## Task goal:
Wherever the word "name" turns up in a line of the entries, copy that line.

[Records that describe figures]
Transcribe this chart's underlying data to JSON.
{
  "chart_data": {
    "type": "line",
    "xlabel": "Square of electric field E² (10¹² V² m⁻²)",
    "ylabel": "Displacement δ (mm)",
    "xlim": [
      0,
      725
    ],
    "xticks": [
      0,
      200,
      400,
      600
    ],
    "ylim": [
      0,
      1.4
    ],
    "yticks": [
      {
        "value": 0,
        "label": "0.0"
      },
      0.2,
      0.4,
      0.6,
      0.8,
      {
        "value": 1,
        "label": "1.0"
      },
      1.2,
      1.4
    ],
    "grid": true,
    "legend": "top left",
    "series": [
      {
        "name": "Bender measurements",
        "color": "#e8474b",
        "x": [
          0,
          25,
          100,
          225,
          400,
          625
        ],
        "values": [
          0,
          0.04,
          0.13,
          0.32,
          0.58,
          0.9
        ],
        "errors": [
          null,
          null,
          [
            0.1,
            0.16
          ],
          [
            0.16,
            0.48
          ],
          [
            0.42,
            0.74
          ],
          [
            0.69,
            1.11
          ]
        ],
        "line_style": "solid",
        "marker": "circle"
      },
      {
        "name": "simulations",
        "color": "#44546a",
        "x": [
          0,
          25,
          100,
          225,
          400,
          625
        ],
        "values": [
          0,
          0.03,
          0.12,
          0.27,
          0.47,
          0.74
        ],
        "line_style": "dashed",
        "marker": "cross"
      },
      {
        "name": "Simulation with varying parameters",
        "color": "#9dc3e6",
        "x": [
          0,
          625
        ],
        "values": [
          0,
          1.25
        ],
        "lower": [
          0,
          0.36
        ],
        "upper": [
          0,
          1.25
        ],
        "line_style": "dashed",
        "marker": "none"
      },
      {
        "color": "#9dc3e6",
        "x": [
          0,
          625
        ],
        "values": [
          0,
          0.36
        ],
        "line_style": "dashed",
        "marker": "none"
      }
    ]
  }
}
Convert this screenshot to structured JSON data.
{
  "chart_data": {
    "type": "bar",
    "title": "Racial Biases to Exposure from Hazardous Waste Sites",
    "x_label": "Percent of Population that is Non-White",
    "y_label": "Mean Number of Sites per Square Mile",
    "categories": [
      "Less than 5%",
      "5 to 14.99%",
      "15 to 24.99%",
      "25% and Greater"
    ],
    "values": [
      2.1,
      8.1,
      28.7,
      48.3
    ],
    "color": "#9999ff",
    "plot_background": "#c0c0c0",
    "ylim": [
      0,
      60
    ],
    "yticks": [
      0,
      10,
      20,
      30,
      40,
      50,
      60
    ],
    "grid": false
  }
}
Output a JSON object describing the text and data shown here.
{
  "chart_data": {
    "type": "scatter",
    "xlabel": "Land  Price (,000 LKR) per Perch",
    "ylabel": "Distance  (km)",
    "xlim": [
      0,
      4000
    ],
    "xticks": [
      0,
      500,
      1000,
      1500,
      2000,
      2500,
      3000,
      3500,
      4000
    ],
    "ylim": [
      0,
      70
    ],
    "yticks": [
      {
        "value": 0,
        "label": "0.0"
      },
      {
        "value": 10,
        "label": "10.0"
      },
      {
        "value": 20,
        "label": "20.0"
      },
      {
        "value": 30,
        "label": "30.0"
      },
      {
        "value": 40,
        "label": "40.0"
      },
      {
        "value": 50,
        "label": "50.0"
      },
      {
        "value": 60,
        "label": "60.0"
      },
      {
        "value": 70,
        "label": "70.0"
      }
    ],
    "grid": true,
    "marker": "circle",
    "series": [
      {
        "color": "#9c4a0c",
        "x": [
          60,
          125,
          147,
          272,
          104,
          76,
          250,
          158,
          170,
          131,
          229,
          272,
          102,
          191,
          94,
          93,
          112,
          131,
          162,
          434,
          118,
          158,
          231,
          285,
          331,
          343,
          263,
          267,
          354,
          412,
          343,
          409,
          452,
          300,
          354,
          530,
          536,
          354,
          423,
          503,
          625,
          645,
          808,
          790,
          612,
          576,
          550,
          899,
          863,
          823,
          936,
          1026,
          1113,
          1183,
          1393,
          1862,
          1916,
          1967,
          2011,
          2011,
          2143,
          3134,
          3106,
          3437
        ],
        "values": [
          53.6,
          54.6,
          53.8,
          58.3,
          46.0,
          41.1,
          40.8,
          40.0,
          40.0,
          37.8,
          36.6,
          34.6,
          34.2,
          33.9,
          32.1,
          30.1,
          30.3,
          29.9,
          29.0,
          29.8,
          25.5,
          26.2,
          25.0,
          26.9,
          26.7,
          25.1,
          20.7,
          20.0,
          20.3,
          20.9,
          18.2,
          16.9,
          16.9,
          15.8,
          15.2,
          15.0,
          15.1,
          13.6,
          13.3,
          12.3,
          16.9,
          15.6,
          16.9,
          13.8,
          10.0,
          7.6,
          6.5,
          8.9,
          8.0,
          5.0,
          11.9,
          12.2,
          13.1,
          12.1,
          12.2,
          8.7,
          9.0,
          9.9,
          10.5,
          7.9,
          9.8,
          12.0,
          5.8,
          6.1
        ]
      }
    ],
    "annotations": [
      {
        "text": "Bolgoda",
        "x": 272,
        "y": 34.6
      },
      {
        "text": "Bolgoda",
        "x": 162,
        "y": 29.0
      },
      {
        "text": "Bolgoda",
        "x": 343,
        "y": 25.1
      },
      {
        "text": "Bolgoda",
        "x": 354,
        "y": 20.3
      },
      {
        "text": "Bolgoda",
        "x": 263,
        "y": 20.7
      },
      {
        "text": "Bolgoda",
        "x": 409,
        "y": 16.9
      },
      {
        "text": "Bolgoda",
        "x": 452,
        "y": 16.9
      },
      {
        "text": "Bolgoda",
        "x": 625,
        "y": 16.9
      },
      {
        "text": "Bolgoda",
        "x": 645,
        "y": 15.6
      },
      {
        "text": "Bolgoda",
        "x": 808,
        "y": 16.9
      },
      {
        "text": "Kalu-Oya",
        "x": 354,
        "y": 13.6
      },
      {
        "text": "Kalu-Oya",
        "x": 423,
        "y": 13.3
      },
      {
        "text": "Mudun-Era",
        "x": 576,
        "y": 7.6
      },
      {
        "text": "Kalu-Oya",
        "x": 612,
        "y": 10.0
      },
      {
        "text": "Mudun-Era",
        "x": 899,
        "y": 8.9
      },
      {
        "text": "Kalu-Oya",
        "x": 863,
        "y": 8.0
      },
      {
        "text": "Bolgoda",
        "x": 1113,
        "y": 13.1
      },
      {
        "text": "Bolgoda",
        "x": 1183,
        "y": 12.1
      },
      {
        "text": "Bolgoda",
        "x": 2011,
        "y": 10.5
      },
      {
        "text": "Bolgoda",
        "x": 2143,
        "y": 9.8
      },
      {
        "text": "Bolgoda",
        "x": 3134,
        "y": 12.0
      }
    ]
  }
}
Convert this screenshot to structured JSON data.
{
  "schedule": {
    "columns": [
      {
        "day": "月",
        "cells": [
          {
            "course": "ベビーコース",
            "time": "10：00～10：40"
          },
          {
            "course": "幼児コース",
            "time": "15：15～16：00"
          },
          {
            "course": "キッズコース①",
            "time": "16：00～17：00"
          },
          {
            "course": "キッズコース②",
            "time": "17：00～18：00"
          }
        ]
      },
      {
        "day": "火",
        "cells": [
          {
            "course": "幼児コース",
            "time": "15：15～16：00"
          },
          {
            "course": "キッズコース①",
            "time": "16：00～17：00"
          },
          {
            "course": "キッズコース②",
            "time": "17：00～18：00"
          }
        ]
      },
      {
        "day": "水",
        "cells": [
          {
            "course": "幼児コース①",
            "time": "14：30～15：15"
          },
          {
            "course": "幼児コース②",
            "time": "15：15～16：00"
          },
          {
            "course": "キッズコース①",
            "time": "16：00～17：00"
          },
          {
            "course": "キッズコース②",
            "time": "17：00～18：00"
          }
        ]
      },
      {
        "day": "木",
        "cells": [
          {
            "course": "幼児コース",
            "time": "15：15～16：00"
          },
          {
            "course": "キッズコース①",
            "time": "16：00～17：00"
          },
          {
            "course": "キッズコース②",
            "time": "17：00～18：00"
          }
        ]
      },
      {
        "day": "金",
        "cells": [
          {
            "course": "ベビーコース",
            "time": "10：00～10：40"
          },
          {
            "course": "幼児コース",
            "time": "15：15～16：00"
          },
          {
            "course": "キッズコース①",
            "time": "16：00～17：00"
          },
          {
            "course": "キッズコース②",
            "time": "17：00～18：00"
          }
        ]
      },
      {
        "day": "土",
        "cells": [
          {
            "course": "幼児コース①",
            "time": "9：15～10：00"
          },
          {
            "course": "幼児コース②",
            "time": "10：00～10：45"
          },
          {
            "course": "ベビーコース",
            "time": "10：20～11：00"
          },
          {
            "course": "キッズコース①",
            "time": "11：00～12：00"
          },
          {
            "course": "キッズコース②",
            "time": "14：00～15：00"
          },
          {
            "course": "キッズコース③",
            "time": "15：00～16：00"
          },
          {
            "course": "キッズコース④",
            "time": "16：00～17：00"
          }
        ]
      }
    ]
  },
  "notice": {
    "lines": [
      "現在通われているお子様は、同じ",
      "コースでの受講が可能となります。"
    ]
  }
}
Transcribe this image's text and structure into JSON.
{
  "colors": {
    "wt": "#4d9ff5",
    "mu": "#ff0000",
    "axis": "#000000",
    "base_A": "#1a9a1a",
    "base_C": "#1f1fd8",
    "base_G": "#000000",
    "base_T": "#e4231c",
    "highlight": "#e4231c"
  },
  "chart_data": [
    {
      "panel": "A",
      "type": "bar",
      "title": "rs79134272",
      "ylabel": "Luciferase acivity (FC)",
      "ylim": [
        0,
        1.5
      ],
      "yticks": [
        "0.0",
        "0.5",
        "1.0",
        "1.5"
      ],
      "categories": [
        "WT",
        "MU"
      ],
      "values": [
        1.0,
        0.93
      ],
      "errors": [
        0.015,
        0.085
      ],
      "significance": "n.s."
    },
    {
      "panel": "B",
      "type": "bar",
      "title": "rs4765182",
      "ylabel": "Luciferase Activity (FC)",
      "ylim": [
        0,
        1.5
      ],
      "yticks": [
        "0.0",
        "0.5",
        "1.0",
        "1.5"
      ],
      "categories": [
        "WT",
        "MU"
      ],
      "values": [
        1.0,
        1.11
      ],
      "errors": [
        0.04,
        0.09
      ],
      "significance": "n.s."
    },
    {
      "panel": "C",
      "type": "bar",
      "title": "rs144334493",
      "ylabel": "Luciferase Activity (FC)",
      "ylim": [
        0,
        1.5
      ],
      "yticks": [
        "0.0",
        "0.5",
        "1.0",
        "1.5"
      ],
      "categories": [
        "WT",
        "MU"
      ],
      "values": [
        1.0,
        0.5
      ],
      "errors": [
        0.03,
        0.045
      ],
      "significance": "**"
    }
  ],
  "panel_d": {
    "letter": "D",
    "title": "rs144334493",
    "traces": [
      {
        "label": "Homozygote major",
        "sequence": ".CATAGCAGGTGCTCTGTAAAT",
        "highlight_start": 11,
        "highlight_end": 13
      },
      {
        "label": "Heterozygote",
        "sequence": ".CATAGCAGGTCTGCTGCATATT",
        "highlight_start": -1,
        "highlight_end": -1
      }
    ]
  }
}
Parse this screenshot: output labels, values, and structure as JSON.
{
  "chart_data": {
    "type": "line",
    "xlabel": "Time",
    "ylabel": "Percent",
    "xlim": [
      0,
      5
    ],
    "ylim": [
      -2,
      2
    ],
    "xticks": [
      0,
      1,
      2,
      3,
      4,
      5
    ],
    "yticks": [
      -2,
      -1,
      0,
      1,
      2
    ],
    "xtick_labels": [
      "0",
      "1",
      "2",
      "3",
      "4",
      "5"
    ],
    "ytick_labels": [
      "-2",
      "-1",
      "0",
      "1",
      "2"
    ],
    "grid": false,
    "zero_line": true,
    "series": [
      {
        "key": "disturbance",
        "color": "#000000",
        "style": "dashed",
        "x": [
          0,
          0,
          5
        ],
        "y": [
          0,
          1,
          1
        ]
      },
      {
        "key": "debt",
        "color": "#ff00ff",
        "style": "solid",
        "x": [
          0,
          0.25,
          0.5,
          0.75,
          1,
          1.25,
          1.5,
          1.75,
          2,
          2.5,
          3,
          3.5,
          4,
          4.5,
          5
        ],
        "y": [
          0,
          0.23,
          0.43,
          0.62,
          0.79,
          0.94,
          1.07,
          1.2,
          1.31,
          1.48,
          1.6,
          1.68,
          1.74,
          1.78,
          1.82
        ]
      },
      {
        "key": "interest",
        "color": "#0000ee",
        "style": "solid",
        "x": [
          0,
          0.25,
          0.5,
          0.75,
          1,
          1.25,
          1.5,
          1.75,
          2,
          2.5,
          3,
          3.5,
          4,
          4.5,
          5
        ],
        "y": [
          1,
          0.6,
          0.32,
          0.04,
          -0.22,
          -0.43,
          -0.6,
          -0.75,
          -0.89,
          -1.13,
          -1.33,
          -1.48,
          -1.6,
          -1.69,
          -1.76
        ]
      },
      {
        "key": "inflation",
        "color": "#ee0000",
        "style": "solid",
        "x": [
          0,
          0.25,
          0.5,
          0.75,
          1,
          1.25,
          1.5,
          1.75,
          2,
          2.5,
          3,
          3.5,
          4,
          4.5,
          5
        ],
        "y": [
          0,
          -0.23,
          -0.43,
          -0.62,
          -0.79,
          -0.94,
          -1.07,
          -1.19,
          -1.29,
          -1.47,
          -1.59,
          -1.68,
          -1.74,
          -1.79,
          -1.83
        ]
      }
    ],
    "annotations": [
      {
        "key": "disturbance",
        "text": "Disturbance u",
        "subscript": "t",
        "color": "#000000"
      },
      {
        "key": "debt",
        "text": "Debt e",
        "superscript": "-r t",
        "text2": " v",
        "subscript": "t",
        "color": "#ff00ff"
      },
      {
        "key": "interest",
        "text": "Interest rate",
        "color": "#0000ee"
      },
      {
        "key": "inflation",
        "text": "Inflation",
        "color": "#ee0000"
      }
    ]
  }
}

## Task output:
        "name": "Bender measurements",
        "name": "simulations",
        "name": "Simulation with varying parameters",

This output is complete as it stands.